[START OF EXCERPT]

“Mom, am I fat?” Her little face looks up at me, tears welling at the corners of her eyes. My heart shatters. “No, you are perfect!, ” I scream inside. Perfect.
My baby girl, only four. Still with baby cheeks and a squishy belly.
We walk toward the car. She is carrying her ballet bag, her sheer tutu skirt blows around her as we go out the doors and I want to pull her close. Cover her, shelter her from it all.

We’re driving. My eyes flickering into the rear mirror. “Why did you ask that, where did you get that from?”
She had never registered the word fat meant anything negative. It was the same as blonde or tall. When we had pointed to her baby pictures where rolls of fat surrounded a onesie and said she looked like a little sumo when she was born and how cute she was and how I loved my chubby baby, kissed every one of those rolls, squeezed her and held her and had never seen anything so beautiful, she giggled and asked us to tell her again.

I have been careful. But I sometimes slip. In dressing rooms, when nothing fits and the sales girl asks politely “how did those work out for you?” and I take a few with me because the pile is massive and I put them back in the next aisle and slip away empty.
I slip with plans to go out, clothes on the floor, while my husband waits. Looking in the mirror, filled with disgust, embarrassed. Sometimes I slip, “I have nothing to wear, everything looks terrible. The F word. Fat. ”
Did she hear me? When all those women say to her, you look just like your momma, did she think that was bad? She always tells me I look pretty. Even on days when it would be a bold-faced lie from anyone else, she means it. I am her world. She wants to be like me as I wanted to be like my mother when I was four. She stands by my makeup table when I’m putting on lipstick , awed by my beauty. She wants some too. I give her chapstick. She puckers and copies.
Some girl had asked if there was a baby in her belly, tiny little dancer, so cute from afar but vicious. She had said it over and over. Kaia, my sweet, tender-hearted girl had replied that it wasn’t a baby, it was food. “You’re just fat then,” pink ballerina said haughtily. Wounded at 4 in a home school ballet class. I cannot protect her. This is the world in which we live.
There will be more insults.
Comparisons.
Judgements.
Criticism.
My soul aches at the thought of my baby being hurt. Ever feeling she is not enough. Ever feeling she is unworthy, not belonging.

[END OF EXCERPT]
[START OF STORED RECORDS]

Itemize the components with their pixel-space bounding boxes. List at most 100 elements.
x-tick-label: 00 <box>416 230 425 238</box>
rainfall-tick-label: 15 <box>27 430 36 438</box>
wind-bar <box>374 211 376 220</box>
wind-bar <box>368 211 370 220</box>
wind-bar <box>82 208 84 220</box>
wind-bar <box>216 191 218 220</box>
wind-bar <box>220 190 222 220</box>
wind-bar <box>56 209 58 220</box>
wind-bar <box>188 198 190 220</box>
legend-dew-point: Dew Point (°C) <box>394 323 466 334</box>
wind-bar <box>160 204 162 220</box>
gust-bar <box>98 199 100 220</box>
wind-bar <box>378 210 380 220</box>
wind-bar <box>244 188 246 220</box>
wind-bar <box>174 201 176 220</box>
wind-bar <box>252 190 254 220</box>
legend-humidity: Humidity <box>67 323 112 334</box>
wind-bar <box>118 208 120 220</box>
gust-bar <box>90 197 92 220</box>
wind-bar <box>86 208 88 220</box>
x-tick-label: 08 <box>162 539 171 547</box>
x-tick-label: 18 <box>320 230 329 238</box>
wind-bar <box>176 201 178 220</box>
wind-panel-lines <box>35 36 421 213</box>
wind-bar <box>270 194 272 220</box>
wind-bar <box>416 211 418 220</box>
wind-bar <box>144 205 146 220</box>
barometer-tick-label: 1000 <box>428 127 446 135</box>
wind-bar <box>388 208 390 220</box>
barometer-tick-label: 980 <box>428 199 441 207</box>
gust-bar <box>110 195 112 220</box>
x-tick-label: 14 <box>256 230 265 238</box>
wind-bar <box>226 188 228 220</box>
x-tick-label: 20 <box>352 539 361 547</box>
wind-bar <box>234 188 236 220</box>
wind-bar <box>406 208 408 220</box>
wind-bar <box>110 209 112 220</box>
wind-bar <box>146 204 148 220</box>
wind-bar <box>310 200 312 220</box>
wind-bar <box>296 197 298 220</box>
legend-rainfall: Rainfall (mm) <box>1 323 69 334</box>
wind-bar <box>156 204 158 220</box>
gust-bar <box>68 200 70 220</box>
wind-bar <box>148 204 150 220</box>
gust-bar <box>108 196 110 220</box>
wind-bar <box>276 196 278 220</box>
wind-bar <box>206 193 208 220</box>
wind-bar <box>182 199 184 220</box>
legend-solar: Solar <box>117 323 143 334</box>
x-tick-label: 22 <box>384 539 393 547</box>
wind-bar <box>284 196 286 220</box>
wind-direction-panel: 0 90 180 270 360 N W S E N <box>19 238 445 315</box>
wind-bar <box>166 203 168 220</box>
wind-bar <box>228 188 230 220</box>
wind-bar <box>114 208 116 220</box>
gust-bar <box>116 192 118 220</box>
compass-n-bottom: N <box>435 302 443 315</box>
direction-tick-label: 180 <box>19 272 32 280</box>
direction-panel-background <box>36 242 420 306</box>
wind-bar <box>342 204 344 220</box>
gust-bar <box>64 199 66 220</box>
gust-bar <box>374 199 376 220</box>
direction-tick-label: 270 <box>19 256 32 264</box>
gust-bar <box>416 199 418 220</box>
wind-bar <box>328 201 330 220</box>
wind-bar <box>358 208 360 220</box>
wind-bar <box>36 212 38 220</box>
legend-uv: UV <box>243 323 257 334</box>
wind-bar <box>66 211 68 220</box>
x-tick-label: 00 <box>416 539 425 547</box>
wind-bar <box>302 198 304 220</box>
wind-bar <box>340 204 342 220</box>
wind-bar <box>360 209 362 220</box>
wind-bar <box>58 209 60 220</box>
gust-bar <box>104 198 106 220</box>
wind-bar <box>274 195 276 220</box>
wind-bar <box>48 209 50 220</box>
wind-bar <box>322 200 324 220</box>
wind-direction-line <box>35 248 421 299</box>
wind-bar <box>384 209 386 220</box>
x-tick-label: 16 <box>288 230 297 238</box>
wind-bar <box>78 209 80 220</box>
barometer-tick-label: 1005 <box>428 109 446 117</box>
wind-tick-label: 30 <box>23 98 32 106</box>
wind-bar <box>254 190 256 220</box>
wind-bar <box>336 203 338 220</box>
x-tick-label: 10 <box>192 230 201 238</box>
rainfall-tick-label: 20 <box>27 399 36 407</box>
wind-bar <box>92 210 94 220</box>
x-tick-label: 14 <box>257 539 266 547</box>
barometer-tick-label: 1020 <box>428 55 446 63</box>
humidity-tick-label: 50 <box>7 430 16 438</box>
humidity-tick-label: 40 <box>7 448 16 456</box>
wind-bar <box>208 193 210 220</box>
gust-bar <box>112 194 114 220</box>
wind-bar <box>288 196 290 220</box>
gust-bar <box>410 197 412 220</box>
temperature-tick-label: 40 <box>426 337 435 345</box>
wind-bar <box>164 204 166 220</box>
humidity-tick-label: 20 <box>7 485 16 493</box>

[END OF STORED RECORDS]
[START OF STORED RECORDS]

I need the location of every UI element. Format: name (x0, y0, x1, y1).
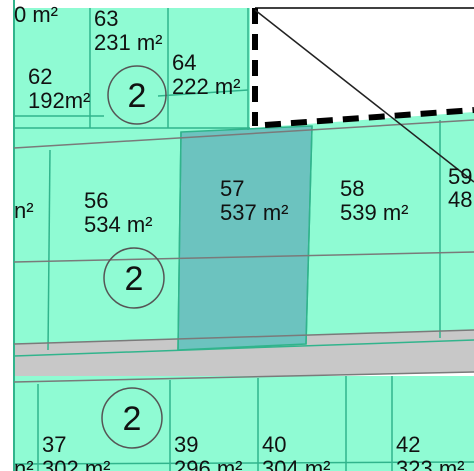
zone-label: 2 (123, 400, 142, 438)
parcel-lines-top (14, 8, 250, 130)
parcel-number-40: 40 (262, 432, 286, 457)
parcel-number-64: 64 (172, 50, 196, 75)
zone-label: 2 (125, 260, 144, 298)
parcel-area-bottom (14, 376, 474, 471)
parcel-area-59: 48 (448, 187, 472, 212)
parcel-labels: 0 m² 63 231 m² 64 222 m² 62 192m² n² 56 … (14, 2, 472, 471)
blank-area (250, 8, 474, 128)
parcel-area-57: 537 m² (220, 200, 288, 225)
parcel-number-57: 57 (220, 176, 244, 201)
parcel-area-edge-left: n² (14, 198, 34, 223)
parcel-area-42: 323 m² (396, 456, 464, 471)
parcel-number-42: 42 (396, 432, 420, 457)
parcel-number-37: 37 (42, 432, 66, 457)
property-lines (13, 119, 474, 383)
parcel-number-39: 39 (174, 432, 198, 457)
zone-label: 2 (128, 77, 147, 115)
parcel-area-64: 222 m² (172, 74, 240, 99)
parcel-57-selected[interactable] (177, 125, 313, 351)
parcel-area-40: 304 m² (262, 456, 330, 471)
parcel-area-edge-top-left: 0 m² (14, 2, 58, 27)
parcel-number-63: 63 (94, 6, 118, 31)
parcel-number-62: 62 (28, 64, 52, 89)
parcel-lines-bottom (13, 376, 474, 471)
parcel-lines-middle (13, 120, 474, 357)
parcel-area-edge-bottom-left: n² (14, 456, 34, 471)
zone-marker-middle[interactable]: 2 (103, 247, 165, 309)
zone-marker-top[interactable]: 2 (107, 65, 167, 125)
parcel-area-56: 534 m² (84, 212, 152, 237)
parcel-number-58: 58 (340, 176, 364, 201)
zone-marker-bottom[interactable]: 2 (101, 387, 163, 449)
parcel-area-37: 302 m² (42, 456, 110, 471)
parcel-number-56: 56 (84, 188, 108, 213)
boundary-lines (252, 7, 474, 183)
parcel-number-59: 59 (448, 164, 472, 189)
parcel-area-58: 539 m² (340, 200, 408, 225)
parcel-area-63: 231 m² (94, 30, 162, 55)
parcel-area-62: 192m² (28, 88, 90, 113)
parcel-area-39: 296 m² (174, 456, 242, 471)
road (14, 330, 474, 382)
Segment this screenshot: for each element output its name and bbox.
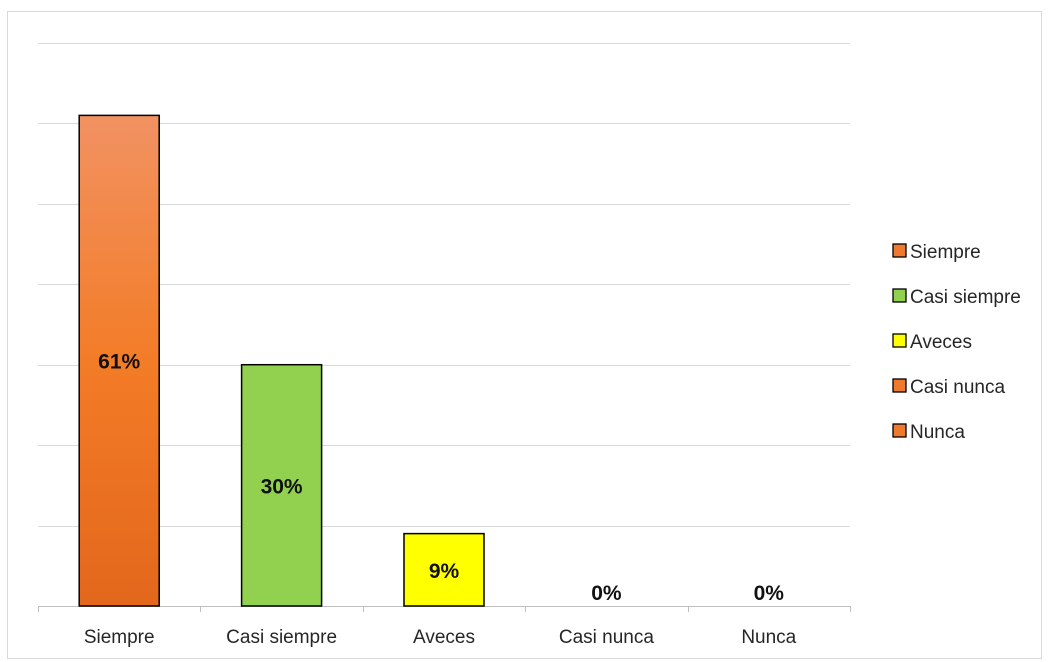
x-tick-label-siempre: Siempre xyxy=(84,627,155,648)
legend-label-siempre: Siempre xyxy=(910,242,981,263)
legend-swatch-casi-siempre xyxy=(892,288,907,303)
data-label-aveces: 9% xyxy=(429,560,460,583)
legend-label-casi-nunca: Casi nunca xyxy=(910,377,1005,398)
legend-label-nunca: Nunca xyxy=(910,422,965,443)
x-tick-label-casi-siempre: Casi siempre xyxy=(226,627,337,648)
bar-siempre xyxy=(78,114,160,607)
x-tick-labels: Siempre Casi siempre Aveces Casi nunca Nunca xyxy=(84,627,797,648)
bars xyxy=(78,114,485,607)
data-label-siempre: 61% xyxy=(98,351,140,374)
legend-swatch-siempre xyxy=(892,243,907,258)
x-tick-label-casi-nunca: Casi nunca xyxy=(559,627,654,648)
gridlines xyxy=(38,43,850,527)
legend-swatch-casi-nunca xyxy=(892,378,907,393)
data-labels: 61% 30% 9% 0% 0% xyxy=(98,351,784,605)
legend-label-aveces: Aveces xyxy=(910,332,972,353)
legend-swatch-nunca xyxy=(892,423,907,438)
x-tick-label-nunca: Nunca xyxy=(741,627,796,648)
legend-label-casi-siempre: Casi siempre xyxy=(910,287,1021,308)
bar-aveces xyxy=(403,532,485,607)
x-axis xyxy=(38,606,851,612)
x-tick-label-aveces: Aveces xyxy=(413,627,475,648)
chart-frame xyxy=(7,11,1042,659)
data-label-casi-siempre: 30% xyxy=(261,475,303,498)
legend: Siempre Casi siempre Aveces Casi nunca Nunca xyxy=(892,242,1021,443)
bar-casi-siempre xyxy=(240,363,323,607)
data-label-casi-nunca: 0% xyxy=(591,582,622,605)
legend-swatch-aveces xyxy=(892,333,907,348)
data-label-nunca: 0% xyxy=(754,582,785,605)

[END OF STORED RECORDS]

# EXERCISES TO COMPLETE
1 - Echo the essay word for word, starting at "Did she hear" and ending at "puckers and copies.".
2 - In the short lines near the end of the essay, starting with the line that mentions insults, what four things does the essay say will come?
3 - What did Kaia reply in the essay when a girl asked if there was a baby in her belly?

# OUTPUTS FOR THE TASKS
1 -
Did she hear me? When all those women say to her, you look just like your momma, did she think that was bad? She always tells me I look pretty. Even on days when it would be a bold-faced lie from anyone else, she means it. I am her world. She wants to be like me as I wanted to be like my mother when I was four. She stands by my makeup table when I’m putting on lipstick , awed by my beauty. She wants some too. I give her chapstick. She puckers and copies.

2 - Insults, comparisons, judgements, criticism

3 - She said it wasn't a baby, it was food.